Every entry that follows should be repeated exactly; drop the images.

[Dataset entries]
§

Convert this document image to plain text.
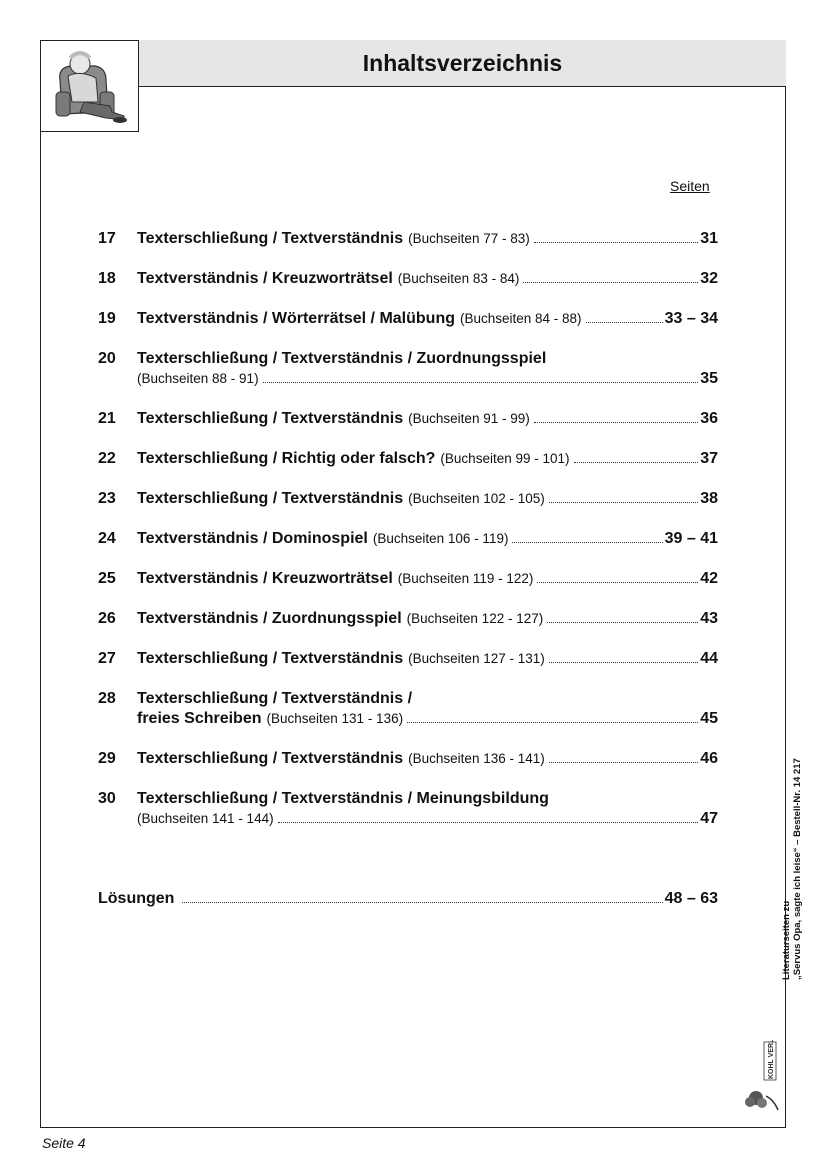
Inhaltsverzeichnis
Seiten
17	Texterschließung / Textverständnis (Buchseiten 77 - 83)	31
18	Textverständnis / Kreuzworträtsel (Buchseiten 83 - 84)	32
19	Textverständnis / Wörterrätsel / Malübung (Buchseiten 84 - 88)	33 – 34
20	Texterschließung / Textverständnis / Zuordnungsspiel
(Buchseiten 88 - 91)	35
21	Texterschließung / Textverständnis (Buchseiten 91 - 99)	36
22	Texterschließung / Richtig oder falsch? (Buchseiten 99 - 101)	37
23	Texterschließung / Textverständnis (Buchseiten 102 - 105)	38
24	Textverständnis / Dominospiel (Buchseiten 106 - 119)	39 – 41
25	Textverständnis / Kreuzworträtsel (Buchseiten 119 - 122)	42
26	Textverständnis / Zuordnungsspiel (Buchseiten 122 - 127)	43
27	Texterschließung / Textverständnis (Buchseiten 127 - 131)	44
28	Texterschließung / Textverständnis /
freies Schreiben (Buchseiten 131 - 136)	45
29	Texterschließung / Textverständnis (Buchseiten 136 - 141)	46
30	Texterschließung / Textverständnis / Meinungsbildung
(Buchseiten 141 - 144)	47
Lösungen	48 – 63
Literaturseiten zu „Servus Opa, sagte ich leise“ – Bestell-Nr. 14 217
KOHL VERLAG
Seite 4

§

## Exercise response
Convert this document image to plain text.
Inhaltsverzeichnis
Seiten
17	Texterschließung / Textverständnis (Buchseiten 77 - 83)	31
18	Textverständnis / Kreuzworträtsel (Buchseiten 83 - 84)	32
19	Textverständnis / Wörterrätsel / Malübung (Buchseiten 84 - 88)	33 – 34
20	Texterschließung / Textverständnis / Zuordnungsspiel
(Buchseiten 88 - 91)	35
21	Texterschließung / Textverständnis (Buchseiten 91 - 99)	36
22	Texterschließung / Richtig oder falsch? (Buchseiten 99 - 101)	37
23	Texterschließung / Textverständnis (Buchseiten 102 - 105)	38
24	Textverständnis / Dominospiel (Buchseiten 106 - 119)	39 – 41
25	Textverständnis / Kreuzworträtsel (Buchseiten 119 - 122)	42
26	Textverständnis / Zuordnungsspiel (Buchseiten 122 - 127)	43
27	Texterschließung / Textverständnis (Buchseiten 127 - 131)	44
28	Texterschließung / Textverständnis /
freies Schreiben (Buchseiten 131 - 136)	45
29	Texterschließung / Textverständnis (Buchseiten 136 - 141)	46
30	Texterschließung / Textverständnis / Meinungsbildung
(Buchseiten 141 - 144)	47
Lösungen	48 – 63
Literaturseiten zu „Servus Opa, sagte ich leise“ – Bestell-Nr. 14 217
KOHL VERLAG
Seite 4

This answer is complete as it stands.